- What you are asked to do -
Go through the data below line by line and count those containing the word "Siam". Reply with the count only.

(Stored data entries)
-- Begin --

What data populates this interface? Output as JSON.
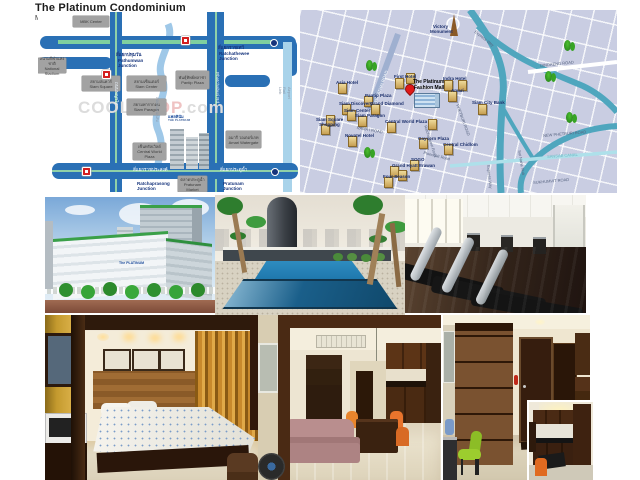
{
  "page": {
    "title": "The Platinum Condominium",
    "subtitle": "Map/Location",
    "stray_label": "Rd"
  },
  "watermark": {
    "part1": "COOL",
    "part2": "PROP",
    "part3": ".com"
  },
  "schematic_map": {
    "logo_th": "แพลทินัม",
    "logo_en": "THE PLATINUM",
    "boxes": [
      {
        "en": "MBK Center",
        "x": 35,
        "y": 4,
        "w": 36,
        "h": 11
      },
      {
        "th": "สนามกีฬาแห่งชาติ",
        "en": "National Stadium",
        "x": 0,
        "y": 46,
        "w": 28,
        "h": 15
      },
      {
        "th": "สยามสแควร์",
        "en": "Siam Square",
        "x": 44,
        "y": 64,
        "w": 38,
        "h": 15
      },
      {
        "th": "สยามเซ็นเตอร์",
        "en": "Siam Center",
        "x": 89,
        "y": 64,
        "w": 39,
        "h": 15
      },
      {
        "th": "สยามพารากอน",
        "en": "Siam Paragon",
        "x": 89,
        "y": 87,
        "w": 39,
        "h": 16
      },
      {
        "th": "พันธุ์ทิพย์พลาซ่า",
        "en": "Pantip Plaza",
        "x": 138,
        "y": 59,
        "w": 33,
        "h": 18
      },
      {
        "th": "อมารี วอเตอร์เกท",
        "en": "Amari Watergate",
        "x": 188,
        "y": 119,
        "w": 35,
        "h": 17
      },
      {
        "th": "เซ็นทรัลเวิลด์",
        "en": "Central World Plaza",
        "x": 95,
        "y": 131,
        "w": 33,
        "h": 17
      },
      {
        "th": "ตลาดประตูน้ำ",
        "en": "Pratunam Market",
        "x": 140,
        "y": 164,
        "w": 29,
        "h": 16
      }
    ],
    "texts": [
      {
        "t": "สี่แยกปทุมวัน",
        "x": 78,
        "y": 40,
        "cls": "jt"
      },
      {
        "t": "Pathumwan\nJunction",
        "x": 80,
        "y": 46,
        "cls": "je"
      },
      {
        "t": "สี่แยกราชเทวี",
        "x": 180,
        "y": 33,
        "cls": "jt"
      },
      {
        "t": "Ratchathewee\nJunction",
        "x": 181,
        "y": 39,
        "cls": "je"
      },
      {
        "t": "สี่แยกราชประสงค์",
        "x": 95,
        "y": 155,
        "cls": "wt"
      },
      {
        "t": "Ratchaprasong\nJunction",
        "x": 99,
        "y": 169,
        "cls": "je"
      },
      {
        "t": "สี่แยกประตูน้ำ",
        "x": 182,
        "y": 155,
        "cls": "wt"
      },
      {
        "t": "Pratunam\nJunction",
        "x": 185,
        "y": 169,
        "cls": "je"
      },
      {
        "t": "ถนนพญาไท",
        "x": 81,
        "y": 70,
        "cls": "wv",
        "rot": 90
      },
      {
        "t": "Phetchaburi Rd.",
        "x": 182,
        "y": 60,
        "cls": "wv",
        "rot": 90
      },
      {
        "t": "Airport Rail Link",
        "x": 253,
        "y": 75,
        "cls": "gv",
        "rot": 90
      },
      {
        "t": "คลองแสนแสบ",
        "x": 121,
        "y": 85,
        "cls": "gv",
        "rot": 90
      }
    ],
    "icons": [
      {
        "cls": "ic-red",
        "x": 143,
        "y": 24
      },
      {
        "cls": "ic-red",
        "x": 44,
        "y": 155
      },
      {
        "cls": "ic-red",
        "x": 64,
        "y": 58
      },
      {
        "cls": "ic-dot",
        "x": 232,
        "y": 27
      },
      {
        "cls": "ic-dot",
        "x": 233,
        "y": 156
      }
    ]
  },
  "area_map": {
    "labels": [
      {
        "t": "Victory",
        "x": 133,
        "y": 14,
        "cls": "nb"
      },
      {
        "t": "Monument",
        "x": 130,
        "y": 19,
        "cls": "nb"
      },
      {
        "t": "Express Way",
        "x": 176,
        "y": 20,
        "cls": "rd",
        "rot": 38
      },
      {
        "t": "DINDAENG ROAD",
        "x": 240,
        "y": 54,
        "cls": "rd",
        "rot": -6
      },
      {
        "t": "PHAYATHAI ROAD",
        "x": 73,
        "y": 94,
        "cls": "rb",
        "rot": -70
      },
      {
        "t": "First Hotel",
        "x": 94,
        "y": 64,
        "cls": "nb"
      },
      {
        "t": "Indra Hotel",
        "x": 143,
        "y": 66,
        "cls": "nb"
      },
      {
        "t": "The Platinum",
        "x": 113,
        "y": 70,
        "cls": "mall"
      },
      {
        "t": "Fashion Mall",
        "x": 114,
        "y": 76,
        "cls": "mall"
      },
      {
        "t": "Amari",
        "x": 151,
        "y": 78,
        "cls": "nb"
      },
      {
        "t": "Asia Hotel",
        "x": 36,
        "y": 70,
        "cls": "nb"
      },
      {
        "t": "Pantip Plaza",
        "x": 65,
        "y": 83,
        "cls": "nb"
      },
      {
        "t": "Grand Diamond",
        "x": 70,
        "y": 91,
        "cls": "nb"
      },
      {
        "t": "Siam Discovery",
        "x": 39,
        "y": 91,
        "cls": "nb"
      },
      {
        "t": "Siam Center",
        "x": 44,
        "y": 98,
        "cls": "nb"
      },
      {
        "t": "Siam Paragon",
        "x": 55,
        "y": 103,
        "cls": "nb"
      },
      {
        "t": "Siam Square",
        "x": 16,
        "y": 107,
        "cls": "nb"
      },
      {
        "t": "Shopping",
        "x": 19,
        "y": 112,
        "cls": "nb"
      },
      {
        "t": "RAMA I ROAD",
        "x": 57,
        "y": 116,
        "cls": "rd",
        "rot": 10
      },
      {
        "t": "Central World Plaza",
        "x": 85,
        "y": 109,
        "cls": "nb"
      },
      {
        "t": "Novotel Hotel",
        "x": 45,
        "y": 123,
        "cls": "nb"
      },
      {
        "t": "Gaysorn Plaza",
        "x": 118,
        "y": 126,
        "cls": "nb"
      },
      {
        "t": "Central Chidlom",
        "x": 143,
        "y": 132,
        "cls": "nb"
      },
      {
        "t": "SOGO",
        "x": 111,
        "y": 147,
        "cls": "nb"
      },
      {
        "t": "Grand Hyatt Erawan",
        "x": 92,
        "y": 153,
        "cls": "nb"
      },
      {
        "t": "Four Season",
        "x": 83,
        "y": 164,
        "cls": "nb"
      },
      {
        "t": "Ploenchit Road",
        "x": 124,
        "y": 141,
        "cls": "rd",
        "rot": 14
      },
      {
        "t": "Ratchadamri Road",
        "x": 127,
        "y": 115,
        "cls": "rd",
        "rot": 72
      },
      {
        "t": "PHETBURI ROAD",
        "x": 159,
        "y": 94,
        "cls": "rd",
        "rot": 70
      },
      {
        "t": "NEW PHETBURI ROAD",
        "x": 243,
        "y": 124,
        "cls": "rd",
        "rot": -5
      },
      {
        "t": "SANSAB CANAL",
        "x": 247,
        "y": 145,
        "cls": "cn",
        "rot": -4
      },
      {
        "t": "Soi Nana Nua",
        "x": 221,
        "y": 140,
        "cls": "rd",
        "rot": 80
      },
      {
        "t": "SUKHUMVIT ROAD",
        "x": 233,
        "y": 171,
        "cls": "rd",
        "rot": -5
      },
      {
        "t": "Express Way",
        "x": 190,
        "y": 155,
        "cls": "rd",
        "rot": 84
      },
      {
        "t": "Siam City Bank",
        "x": 172,
        "y": 90,
        "cls": "nb"
      }
    ],
    "icons": [
      {
        "cls": "ic-obelisk",
        "x": 150,
        "y": 4
      },
      {
        "cls": "ic-pin",
        "x": 105,
        "y": 74
      },
      {
        "cls": "ic-mall",
        "x": 114,
        "y": 83
      },
      {
        "cls": "ic-tree",
        "x": 66,
        "y": 50
      },
      {
        "cls": "ic-tree",
        "x": 264,
        "y": 30
      },
      {
        "cls": "ic-tree",
        "x": 245,
        "y": 61
      },
      {
        "cls": "ic-tree",
        "x": 266,
        "y": 102
      },
      {
        "cls": "ic-tree",
        "x": 64,
        "y": 137
      },
      {
        "cls": "ic-bldg",
        "x": 95,
        "y": 68
      },
      {
        "cls": "ic-bldg",
        "x": 144,
        "y": 70
      },
      {
        "cls": "ic-bldg",
        "x": 38,
        "y": 73
      },
      {
        "cls": "ic-bldg",
        "x": 64,
        "y": 86
      },
      {
        "cls": "ic-bldg",
        "x": 71,
        "y": 94
      },
      {
        "cls": "ic-bldg",
        "x": 148,
        "y": 81
      },
      {
        "cls": "ic-bldg",
        "x": 42,
        "y": 94
      },
      {
        "cls": "ic-bldg",
        "x": 47,
        "y": 100
      },
      {
        "cls": "ic-bldg",
        "x": 58,
        "y": 106
      },
      {
        "cls": "ic-bldg",
        "x": 21,
        "y": 114
      },
      {
        "cls": "ic-bldg",
        "x": 87,
        "y": 112
      },
      {
        "cls": "ic-bldg",
        "x": 48,
        "y": 126
      },
      {
        "cls": "ic-bldg",
        "x": 90,
        "y": 156
      },
      {
        "cls": "ic-bldg",
        "x": 98,
        "y": 160
      },
      {
        "cls": "ic-bldg",
        "x": 110,
        "y": 150
      },
      {
        "cls": "ic-bldg",
        "x": 119,
        "y": 128
      },
      {
        "cls": "ic-bldg",
        "x": 144,
        "y": 134
      },
      {
        "cls": "ic-bldg",
        "x": 128,
        "y": 109
      },
      {
        "cls": "ic-bldg",
        "x": 84,
        "y": 167
      },
      {
        "cls": "ic-bldg",
        "x": 178,
        "y": 94
      },
      {
        "cls": "ic-bldg",
        "x": 158,
        "y": 70
      },
      {
        "cls": "ic-bldg",
        "x": 106,
        "y": 63
      },
      {
        "cls": "ic-bldg",
        "x": 26,
        "y": 105
      }
    ]
  },
  "photos": {
    "building_logo": "The PLATINUM"
  }
}
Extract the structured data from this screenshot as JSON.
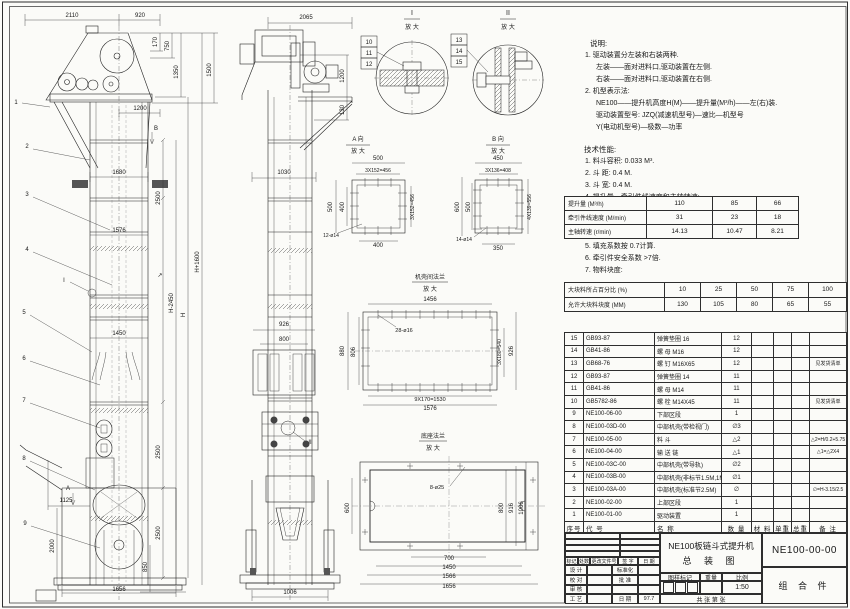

-- End --

- Response to the task -
8